PROMPT 1:
In the MongoDB schema design checklist, which representation should be chosen when child documents are snapshots?
PROMPT 2:
Continue the MongoDB schema design checklist from its last sentence.
==== GIVEN PASSAGE ====
Last Updated: February 25, 2016

MongoDB Schema Design: Embedded vs References

When designing schemas in Mongo DB, expecially the first times, a quick useful checklist to choose whether or not to use embedded documents in one-to-many relation.

So here is the checklist:

Type of query: ask yourself what could be the best model representation for the most frequent queries you'll need to do. Everytime I'll get the parent document I'll always (or really often) need all the child documents. Answer: Nested.
Data model lifecycle: think about the life cycle of the container document and its content: make sense that child documents will still have to exist when the parent document is deleted? If the answer is "no" nested is the way.
Snapshots: another reason that should affect your choice is the data you're representing and if the nested item is a snapshot of something happened at a given time. Suppose you're working with a "Receipt" object that contains a list of buyed products these will be copied as a nested documents in the receipt. You're storing an information related to a specific time like the product cost. So if your child documents are snapshot, pick a nested representation.
==== RECORDED DATA ====
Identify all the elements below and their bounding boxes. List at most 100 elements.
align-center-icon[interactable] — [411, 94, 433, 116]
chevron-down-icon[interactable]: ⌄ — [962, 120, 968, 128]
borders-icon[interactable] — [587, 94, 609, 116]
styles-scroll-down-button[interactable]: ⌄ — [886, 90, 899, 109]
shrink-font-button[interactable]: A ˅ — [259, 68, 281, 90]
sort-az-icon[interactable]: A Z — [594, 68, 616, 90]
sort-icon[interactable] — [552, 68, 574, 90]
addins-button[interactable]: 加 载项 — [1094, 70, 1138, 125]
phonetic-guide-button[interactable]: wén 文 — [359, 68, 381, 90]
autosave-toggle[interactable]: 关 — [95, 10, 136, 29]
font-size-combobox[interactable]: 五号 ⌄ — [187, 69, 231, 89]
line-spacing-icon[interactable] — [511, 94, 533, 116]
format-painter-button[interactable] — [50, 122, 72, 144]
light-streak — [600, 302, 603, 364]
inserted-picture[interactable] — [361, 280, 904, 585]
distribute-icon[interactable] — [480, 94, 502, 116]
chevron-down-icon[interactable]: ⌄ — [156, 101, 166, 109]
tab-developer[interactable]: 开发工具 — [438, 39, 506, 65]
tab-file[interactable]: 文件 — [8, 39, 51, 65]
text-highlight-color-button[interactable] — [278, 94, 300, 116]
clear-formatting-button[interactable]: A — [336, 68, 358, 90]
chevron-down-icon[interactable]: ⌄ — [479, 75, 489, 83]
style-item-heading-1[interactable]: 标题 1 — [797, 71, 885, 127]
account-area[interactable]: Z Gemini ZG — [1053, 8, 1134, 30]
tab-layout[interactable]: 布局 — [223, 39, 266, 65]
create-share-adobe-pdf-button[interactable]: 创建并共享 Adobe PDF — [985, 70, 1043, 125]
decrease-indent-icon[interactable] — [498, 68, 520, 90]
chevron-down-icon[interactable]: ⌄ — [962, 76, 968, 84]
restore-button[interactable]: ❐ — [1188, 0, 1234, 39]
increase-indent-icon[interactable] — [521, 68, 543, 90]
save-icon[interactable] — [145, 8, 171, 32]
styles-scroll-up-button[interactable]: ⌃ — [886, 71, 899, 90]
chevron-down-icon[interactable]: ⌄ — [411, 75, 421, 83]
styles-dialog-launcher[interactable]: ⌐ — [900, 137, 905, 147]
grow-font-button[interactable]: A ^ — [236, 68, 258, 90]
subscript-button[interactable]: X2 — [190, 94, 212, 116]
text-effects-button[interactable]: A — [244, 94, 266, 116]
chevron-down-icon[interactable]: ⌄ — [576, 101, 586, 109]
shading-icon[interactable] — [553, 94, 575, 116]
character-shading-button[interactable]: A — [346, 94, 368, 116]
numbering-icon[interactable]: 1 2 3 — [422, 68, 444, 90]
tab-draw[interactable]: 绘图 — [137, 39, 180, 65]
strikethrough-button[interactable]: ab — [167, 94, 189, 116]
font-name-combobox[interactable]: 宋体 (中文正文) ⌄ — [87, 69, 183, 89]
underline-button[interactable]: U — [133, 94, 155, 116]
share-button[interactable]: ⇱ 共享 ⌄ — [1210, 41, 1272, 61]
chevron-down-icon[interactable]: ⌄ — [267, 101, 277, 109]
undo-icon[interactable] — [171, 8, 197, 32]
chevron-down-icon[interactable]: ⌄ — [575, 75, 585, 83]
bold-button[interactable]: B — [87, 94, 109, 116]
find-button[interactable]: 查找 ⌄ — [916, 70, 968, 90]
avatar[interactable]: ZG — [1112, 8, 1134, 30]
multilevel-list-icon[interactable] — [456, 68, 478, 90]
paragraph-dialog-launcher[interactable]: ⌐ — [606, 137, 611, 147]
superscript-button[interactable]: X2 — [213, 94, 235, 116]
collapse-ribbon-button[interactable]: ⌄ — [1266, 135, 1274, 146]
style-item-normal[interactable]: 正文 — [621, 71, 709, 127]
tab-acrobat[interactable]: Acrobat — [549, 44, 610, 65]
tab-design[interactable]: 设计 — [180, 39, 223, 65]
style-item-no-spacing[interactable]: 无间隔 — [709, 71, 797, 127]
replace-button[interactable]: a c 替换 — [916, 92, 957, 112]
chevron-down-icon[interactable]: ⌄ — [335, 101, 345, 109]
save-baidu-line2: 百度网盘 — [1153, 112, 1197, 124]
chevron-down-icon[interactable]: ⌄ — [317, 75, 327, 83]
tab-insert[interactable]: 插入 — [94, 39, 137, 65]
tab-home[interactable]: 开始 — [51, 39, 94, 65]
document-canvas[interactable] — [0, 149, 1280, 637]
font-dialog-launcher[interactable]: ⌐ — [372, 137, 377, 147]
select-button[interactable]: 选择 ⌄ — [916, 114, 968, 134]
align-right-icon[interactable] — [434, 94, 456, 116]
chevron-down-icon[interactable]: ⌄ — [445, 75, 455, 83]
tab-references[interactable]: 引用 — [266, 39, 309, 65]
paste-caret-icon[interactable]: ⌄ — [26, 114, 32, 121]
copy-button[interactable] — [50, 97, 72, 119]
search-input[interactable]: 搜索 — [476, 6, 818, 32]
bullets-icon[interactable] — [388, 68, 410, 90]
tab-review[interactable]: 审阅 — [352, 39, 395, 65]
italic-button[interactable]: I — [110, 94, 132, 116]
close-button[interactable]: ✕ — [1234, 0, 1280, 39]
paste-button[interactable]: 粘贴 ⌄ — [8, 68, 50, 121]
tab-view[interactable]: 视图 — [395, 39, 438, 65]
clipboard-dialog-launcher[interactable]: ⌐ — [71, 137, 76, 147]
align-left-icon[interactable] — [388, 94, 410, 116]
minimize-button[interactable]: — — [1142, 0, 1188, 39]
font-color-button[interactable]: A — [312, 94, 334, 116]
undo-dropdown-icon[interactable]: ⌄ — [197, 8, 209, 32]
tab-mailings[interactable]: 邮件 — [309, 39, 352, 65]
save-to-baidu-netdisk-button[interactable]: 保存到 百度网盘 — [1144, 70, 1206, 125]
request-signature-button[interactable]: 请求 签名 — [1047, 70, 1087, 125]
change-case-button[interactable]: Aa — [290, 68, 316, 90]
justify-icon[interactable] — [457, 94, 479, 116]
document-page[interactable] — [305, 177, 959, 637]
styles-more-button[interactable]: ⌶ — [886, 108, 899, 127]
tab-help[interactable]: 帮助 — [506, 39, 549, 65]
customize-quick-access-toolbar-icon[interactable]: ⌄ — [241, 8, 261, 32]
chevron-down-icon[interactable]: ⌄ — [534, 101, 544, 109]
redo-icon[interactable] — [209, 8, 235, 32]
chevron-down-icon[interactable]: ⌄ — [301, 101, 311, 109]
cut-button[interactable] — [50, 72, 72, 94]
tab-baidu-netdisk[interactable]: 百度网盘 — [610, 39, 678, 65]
====
EXERCISE OUTPUT 1:
A nested representation.

EXERCISE OUTPUT 2:
Direct access: how many times you need to easily access the nested document (without caring of its container). If you need this, go for a flat design with references.
Number of nested object: a MongoDB document has a size limit of 16MB (quite big amount of data). If your subcollection can growth without limits go flat.

Rule of thumb: if the amount of data to transfer doesn't affect your client experience and the number of subdocuments has a numerical limit, go nested, otherwise flat.

Thanks to Gabriele Lana for sharing this with me :)